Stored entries
-*-*-

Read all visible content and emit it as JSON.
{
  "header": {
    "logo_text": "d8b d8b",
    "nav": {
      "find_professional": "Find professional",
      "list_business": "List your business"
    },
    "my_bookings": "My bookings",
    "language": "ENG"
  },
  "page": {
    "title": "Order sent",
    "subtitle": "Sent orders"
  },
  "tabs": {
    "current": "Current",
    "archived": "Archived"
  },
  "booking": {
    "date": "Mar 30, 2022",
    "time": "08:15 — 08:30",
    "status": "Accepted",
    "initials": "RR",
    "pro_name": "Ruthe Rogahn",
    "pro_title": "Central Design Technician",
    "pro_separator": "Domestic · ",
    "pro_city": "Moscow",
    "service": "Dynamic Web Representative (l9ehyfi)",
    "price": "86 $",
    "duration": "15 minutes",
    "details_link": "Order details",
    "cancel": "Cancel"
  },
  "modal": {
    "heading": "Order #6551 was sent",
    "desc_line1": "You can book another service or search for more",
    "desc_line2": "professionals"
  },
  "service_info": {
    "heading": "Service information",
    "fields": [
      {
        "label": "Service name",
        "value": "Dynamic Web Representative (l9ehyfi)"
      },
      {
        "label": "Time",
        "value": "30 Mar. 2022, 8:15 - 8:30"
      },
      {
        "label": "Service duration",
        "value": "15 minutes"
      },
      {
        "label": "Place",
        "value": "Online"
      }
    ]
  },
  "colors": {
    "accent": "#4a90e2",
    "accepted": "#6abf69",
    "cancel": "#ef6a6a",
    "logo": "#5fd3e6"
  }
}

-*-*-

◆ **Short exercise**: Tally every line of the listing that holds the string "duration", then give the number by itself.

◆ **Result of the task**: 2